WORK INSTRUCTIONS: Copy each line of the entries that contains the word "JSON".

[Chart and figure data]
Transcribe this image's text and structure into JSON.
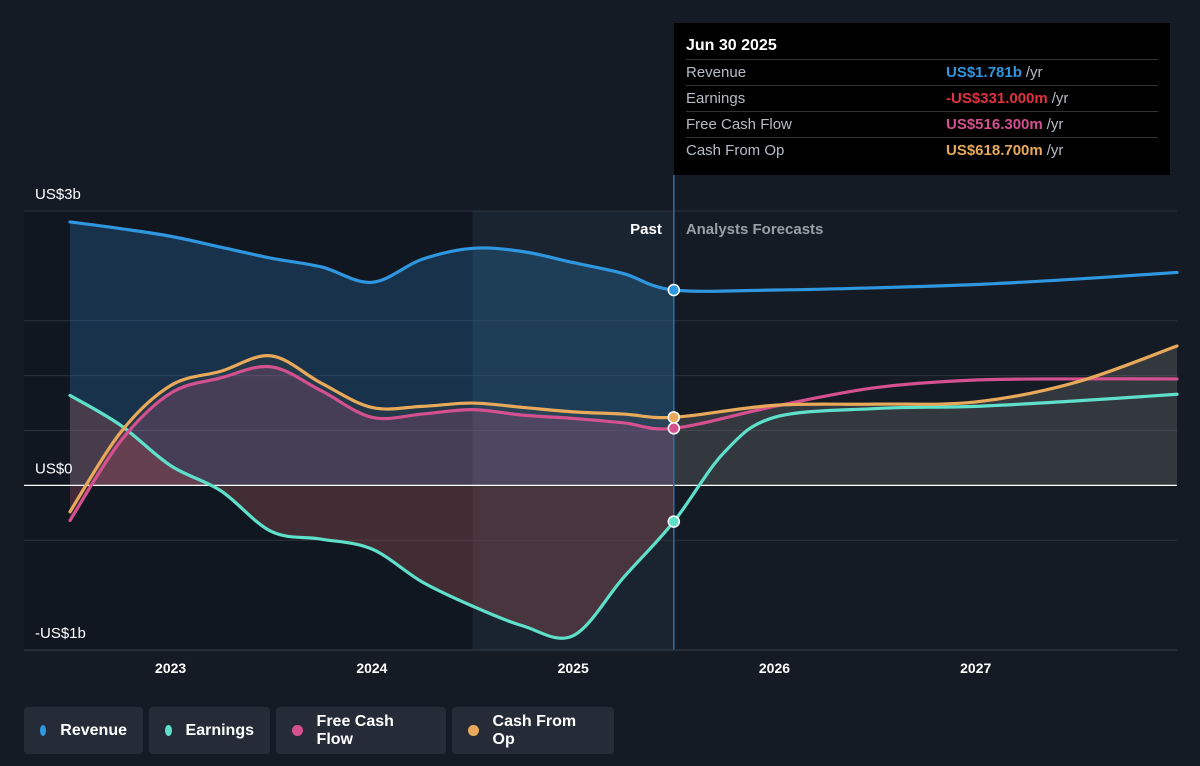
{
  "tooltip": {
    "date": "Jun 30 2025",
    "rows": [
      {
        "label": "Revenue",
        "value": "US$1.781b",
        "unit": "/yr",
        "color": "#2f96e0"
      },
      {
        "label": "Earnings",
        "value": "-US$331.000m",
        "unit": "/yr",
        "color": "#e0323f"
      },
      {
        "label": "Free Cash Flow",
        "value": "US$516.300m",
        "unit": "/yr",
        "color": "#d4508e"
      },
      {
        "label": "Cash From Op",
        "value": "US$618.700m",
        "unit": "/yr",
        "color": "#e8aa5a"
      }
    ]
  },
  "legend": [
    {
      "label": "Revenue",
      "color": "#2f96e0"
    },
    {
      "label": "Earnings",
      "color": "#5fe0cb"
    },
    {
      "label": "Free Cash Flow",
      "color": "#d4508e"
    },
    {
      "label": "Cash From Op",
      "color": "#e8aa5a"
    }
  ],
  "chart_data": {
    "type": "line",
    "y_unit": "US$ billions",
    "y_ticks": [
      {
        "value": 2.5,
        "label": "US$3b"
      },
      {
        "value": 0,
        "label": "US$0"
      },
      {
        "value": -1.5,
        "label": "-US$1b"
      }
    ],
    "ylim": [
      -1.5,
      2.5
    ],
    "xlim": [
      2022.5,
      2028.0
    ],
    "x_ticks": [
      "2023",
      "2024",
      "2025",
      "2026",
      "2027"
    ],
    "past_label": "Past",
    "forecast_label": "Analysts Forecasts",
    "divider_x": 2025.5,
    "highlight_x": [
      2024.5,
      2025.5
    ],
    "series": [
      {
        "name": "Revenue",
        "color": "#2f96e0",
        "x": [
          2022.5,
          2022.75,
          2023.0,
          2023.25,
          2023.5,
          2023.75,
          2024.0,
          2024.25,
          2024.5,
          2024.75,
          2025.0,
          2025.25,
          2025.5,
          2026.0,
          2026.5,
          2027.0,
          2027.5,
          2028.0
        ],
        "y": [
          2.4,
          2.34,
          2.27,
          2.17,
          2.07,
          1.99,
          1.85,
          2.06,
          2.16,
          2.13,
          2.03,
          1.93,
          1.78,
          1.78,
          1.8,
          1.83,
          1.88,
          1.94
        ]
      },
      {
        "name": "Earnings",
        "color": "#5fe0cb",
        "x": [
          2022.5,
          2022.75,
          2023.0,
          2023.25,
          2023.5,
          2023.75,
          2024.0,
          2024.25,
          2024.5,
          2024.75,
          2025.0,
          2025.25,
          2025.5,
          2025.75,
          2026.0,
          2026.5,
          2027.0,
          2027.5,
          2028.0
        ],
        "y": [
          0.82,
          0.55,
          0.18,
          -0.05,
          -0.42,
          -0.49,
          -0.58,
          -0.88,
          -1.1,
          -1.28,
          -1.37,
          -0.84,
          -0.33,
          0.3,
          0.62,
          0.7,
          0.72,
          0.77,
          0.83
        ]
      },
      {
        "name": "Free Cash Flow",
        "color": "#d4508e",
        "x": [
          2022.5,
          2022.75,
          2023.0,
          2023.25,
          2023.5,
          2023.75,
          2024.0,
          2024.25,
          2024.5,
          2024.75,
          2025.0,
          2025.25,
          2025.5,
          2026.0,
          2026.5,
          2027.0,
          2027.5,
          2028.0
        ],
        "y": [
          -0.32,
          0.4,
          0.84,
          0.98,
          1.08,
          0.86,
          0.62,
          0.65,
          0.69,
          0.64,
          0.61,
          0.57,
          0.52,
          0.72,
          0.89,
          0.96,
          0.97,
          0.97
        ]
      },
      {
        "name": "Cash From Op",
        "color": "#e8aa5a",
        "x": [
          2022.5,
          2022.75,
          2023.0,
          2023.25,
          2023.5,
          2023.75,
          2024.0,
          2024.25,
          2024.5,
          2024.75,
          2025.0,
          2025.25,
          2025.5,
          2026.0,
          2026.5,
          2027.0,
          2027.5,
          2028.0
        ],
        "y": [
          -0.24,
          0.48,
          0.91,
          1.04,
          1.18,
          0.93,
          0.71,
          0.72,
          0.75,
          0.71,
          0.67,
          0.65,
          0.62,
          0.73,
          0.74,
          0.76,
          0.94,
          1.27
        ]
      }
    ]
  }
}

--

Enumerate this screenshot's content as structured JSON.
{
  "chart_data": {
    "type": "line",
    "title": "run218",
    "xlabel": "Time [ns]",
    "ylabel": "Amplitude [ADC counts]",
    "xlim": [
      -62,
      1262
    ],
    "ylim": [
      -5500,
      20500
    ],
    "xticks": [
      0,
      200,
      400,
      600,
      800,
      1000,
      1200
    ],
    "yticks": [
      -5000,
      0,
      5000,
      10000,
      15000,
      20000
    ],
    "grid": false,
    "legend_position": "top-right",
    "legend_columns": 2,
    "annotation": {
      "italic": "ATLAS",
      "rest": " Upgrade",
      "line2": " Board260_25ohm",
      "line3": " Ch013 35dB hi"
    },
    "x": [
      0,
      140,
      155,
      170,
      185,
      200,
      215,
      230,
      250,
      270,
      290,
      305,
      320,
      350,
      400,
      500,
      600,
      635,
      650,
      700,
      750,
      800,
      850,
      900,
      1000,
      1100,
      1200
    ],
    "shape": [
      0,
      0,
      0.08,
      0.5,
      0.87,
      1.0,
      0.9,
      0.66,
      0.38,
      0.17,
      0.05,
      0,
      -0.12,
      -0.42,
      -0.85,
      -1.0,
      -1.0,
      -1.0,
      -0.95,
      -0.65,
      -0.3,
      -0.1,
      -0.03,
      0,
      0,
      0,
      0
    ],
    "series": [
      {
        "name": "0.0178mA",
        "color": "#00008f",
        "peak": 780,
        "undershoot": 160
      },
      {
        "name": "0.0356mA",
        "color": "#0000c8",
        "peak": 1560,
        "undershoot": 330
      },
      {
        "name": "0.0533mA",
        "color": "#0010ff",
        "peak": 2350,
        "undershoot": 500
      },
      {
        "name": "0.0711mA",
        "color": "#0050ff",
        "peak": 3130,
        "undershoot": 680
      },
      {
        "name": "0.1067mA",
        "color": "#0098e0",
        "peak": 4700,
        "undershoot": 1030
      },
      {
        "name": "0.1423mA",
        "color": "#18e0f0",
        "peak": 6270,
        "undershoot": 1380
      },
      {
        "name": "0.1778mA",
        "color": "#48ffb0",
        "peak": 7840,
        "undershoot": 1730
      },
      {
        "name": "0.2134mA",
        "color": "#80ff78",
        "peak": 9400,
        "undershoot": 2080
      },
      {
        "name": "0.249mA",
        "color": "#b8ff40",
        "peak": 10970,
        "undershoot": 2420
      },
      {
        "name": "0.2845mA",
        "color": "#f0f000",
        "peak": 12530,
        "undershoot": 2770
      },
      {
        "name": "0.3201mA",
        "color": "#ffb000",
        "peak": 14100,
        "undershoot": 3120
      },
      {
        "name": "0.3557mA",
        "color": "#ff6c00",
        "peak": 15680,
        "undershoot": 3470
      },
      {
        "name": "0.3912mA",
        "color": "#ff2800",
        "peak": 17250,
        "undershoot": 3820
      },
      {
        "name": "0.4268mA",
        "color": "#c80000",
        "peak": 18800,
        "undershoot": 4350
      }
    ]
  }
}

--

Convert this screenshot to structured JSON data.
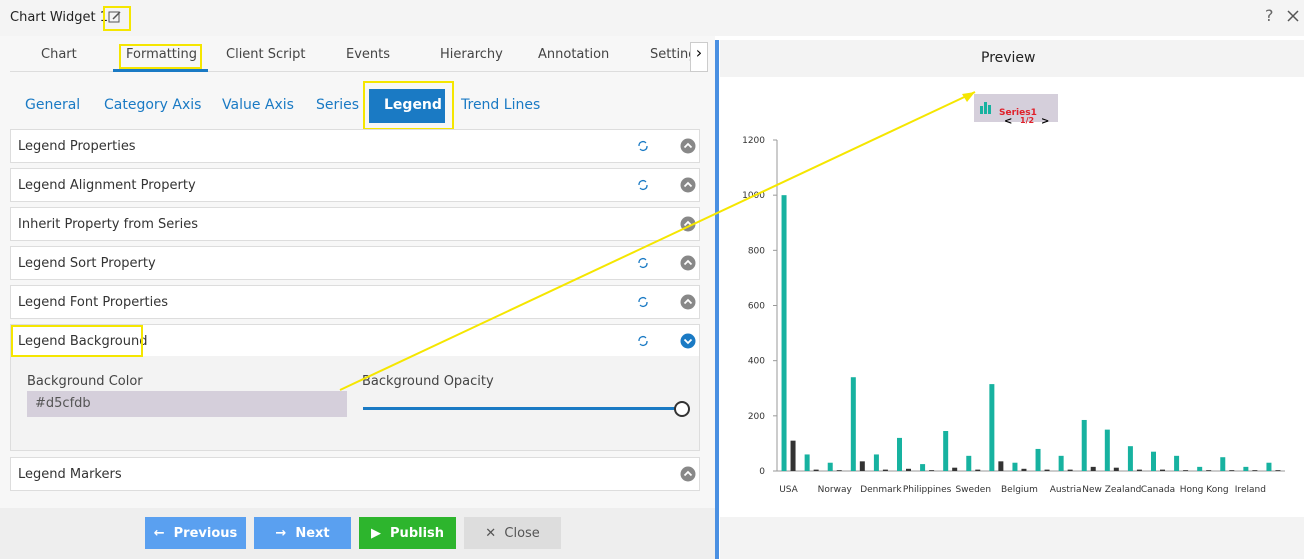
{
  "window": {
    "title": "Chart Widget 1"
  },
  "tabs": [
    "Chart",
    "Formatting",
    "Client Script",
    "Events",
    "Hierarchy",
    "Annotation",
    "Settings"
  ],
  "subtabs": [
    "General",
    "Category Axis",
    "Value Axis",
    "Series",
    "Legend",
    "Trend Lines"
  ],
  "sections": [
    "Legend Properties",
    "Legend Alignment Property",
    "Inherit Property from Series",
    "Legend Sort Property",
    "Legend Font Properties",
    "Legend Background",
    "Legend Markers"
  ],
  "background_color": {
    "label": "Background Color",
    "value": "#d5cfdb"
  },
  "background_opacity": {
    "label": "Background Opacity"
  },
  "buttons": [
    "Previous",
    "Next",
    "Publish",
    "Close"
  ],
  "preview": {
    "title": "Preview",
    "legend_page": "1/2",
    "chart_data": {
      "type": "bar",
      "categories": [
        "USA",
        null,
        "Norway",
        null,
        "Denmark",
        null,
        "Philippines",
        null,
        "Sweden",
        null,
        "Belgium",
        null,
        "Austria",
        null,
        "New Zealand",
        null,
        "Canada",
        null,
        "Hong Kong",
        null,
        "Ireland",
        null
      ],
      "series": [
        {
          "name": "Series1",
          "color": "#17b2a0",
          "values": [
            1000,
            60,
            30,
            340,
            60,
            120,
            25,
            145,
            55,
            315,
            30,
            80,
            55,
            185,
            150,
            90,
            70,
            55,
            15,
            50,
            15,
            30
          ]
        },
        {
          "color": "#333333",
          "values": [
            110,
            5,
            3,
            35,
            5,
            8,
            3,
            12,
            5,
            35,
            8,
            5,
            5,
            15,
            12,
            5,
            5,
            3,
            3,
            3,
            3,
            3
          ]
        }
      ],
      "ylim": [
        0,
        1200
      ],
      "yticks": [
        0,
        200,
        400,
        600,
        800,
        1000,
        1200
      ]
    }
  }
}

COMPLETED TASK:
Transcribe this image's text and structure into JSON.
Enumerate this screenshot's content as structured JSON.
Convert this screenshot to structured JSON data.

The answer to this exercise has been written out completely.